● Work instructions
Output every record word for word.

+ + +

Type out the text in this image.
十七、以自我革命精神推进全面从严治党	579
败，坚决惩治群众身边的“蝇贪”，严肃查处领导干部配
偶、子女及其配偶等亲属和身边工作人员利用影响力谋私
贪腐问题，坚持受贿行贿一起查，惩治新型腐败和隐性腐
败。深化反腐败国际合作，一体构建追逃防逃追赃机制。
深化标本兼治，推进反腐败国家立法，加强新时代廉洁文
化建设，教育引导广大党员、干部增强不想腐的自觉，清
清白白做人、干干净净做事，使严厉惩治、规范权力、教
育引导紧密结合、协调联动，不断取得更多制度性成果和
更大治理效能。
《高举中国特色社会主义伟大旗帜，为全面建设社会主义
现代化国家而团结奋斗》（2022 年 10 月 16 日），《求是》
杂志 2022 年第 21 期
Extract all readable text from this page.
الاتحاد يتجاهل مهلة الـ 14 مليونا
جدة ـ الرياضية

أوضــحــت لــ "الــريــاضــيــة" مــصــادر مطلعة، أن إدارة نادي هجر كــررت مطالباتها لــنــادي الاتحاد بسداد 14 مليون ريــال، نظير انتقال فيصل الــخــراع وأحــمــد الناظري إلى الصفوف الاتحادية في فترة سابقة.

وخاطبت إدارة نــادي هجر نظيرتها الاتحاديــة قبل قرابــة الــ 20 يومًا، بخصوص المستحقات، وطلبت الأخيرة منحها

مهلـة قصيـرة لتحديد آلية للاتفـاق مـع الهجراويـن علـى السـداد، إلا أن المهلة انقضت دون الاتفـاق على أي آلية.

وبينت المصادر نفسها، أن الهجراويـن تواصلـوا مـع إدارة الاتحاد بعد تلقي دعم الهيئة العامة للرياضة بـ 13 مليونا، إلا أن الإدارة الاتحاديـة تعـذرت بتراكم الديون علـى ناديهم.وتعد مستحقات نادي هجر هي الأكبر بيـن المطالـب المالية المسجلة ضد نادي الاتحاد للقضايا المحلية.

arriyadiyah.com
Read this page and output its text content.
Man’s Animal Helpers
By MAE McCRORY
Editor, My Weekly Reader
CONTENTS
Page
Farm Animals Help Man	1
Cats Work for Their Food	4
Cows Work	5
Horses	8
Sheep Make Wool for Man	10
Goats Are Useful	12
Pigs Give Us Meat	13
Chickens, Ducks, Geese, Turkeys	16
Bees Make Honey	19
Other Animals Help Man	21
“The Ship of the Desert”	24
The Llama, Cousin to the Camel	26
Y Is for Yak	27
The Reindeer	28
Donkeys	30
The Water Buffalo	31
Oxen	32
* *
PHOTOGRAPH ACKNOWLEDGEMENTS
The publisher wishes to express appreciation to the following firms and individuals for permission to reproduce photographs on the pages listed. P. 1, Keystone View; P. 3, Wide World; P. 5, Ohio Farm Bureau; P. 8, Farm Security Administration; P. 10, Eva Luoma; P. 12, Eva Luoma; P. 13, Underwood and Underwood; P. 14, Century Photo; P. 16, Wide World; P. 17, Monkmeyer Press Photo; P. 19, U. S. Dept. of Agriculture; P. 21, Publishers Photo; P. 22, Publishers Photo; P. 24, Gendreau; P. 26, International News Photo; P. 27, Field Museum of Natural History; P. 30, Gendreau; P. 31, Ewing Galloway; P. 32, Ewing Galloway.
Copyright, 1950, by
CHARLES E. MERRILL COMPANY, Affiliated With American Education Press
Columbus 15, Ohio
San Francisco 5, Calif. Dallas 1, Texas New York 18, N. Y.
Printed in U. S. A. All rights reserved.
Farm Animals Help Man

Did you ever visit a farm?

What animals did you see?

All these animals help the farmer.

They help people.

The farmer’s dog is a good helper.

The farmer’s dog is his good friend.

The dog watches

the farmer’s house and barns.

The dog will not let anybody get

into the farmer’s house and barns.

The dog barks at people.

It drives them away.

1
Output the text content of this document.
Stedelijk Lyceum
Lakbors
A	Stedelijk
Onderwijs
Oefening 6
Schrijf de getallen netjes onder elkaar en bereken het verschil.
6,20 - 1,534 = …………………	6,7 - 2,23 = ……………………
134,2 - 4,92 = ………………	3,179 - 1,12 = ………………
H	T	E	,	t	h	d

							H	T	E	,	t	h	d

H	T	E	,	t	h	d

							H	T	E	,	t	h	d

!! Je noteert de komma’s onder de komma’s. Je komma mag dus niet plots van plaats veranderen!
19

+ + +

● Completed exercise
Type out the text in this image.
十七、以自我革命精神推进全面从严治党	579
败，坚决惩治群众身边的“蝇贪”，严肃查处领导干部配
偶、子女及其配偶等亲属和身边工作人员利用影响力谋私
贪腐问题，坚持受贿行贿一起查，惩治新型腐败和隐性腐
败。深化反腐败国际合作，一体构建追逃防逃追赃机制。
深化标本兼治，推进反腐败国家立法，加强新时代廉洁文
化建设，教育引导广大党员、干部增强不想腐的自觉，清
清白白做人、干干净净做事，使严厉惩治、规范权力、教
育引导紧密结合、协调联动，不断取得更多制度性成果和
更大治理效能。
《高举中国特色社会主义伟大旗帜，为全面建设社会主义
现代化国家而团结奋斗》（2022 年 10 月 16 日），《求是》
杂志 2022 年第 21 期
Extract all readable text from this page.
الاتحاد يتجاهل مهلة الـ 14 مليونا
جدة ـ الرياضية

أوضــحــت لــ "الــريــاضــيــة" مــصــادر مطلعة، أن إدارة نادي هجر كــررت مطالباتها لــنــادي الاتحاد بسداد 14 مليون ريــال، نظير انتقال فيصل الــخــراع وأحــمــد الناظري إلى الصفوف الاتحادية في فترة سابقة.

وخاطبت إدارة نــادي هجر نظيرتها الاتحاديــة قبل قرابــة الــ 20 يومًا، بخصوص المستحقات، وطلبت الأخيرة منحها

مهلـة قصيـرة لتحديد آلية للاتفـاق مـع الهجراويـن علـى السـداد، إلا أن المهلة انقضت دون الاتفـاق على أي آلية.

وبينت المصادر نفسها، أن الهجراويـن تواصلـوا مـع إدارة الاتحاد بعد تلقي دعم الهيئة العامة للرياضة بـ 13 مليونا، إلا أن الإدارة الاتحاديـة تعـذرت بتراكم الديون علـى ناديهم.وتعد مستحقات نادي هجر هي الأكبر بيـن المطالـب المالية المسجلة ضد نادي الاتحاد للقضايا المحلية.

arriyadiyah.com
Read this page and output its text content.
Man’s Animal Helpers
By MAE McCRORY
Editor, My Weekly Reader
CONTENTS
Page
Farm Animals Help Man	1
Cats Work for Their Food	4
Cows Work	5
Horses	8
Sheep Make Wool for Man	10
Goats Are Useful	12
Pigs Give Us Meat	13
Chickens, Ducks, Geese, Turkeys	16
Bees Make Honey	19
Other Animals Help Man	21
“The Ship of the Desert”	24
The Llama, Cousin to the Camel	26
Y Is for Yak	27
The Reindeer	28
Donkeys	30
The Water Buffalo	31
Oxen	32
* *
PHOTOGRAPH ACKNOWLEDGEMENTS
The publisher wishes to express appreciation to the following firms and individuals for permission to reproduce photographs on the pages listed. P. 1, Keystone View; P. 3, Wide World; P. 5, Ohio Farm Bureau; P. 8, Farm Security Administration; P. 10, Eva Luoma; P. 12, Eva Luoma; P. 13, Underwood and Underwood; P. 14, Century Photo; P. 16, Wide World; P. 17, Monkmeyer Press Photo; P. 19, U. S. Dept. of Agriculture; P. 21, Publishers Photo; P. 22, Publishers Photo; P. 24, Gendreau; P. 26, International News Photo; P. 27, Field Museum of Natural History; P. 30, Gendreau; P. 31, Ewing Galloway; P. 32, Ewing Galloway.
Copyright, 1950, by
CHARLES E. MERRILL COMPANY, Affiliated With American Education Press
Columbus 15, Ohio
San Francisco 5, Calif. Dallas 1, Texas New York 18, N. Y.
Printed in U. S. A. All rights reserved.
Farm Animals Help Man

Did you ever visit a farm?

What animals did you see?

All these animals help the farmer.

They help people.

The farmer’s dog is a good helper.

The farmer’s dog is his good friend.

The dog watches

the farmer’s house and barns.

The dog will not let anybody get

into the farmer’s house and barns.

The dog barks at people.

It drives them away.

1
Output the text content of this document.
Stedelijk Lyceum
Lakbors
A	Stedelijk
Onderwijs
Oefening 6
Schrijf de getallen netjes onder elkaar en bereken het verschil.
6,20 - 1,534 = …………………	6,7 - 2,23 = ……………………
134,2 - 4,92 = ………………	3,179 - 1,12 = ………………
H	T	E	,	t	h	d

							H	T	E	,	t	h	d

H	T	E	,	t	h	d

							H	T	E	,	t	h	d

!! Je noteert de komma’s onder de komma’s. Je komma mag dus niet plots van plaats veranderen!
19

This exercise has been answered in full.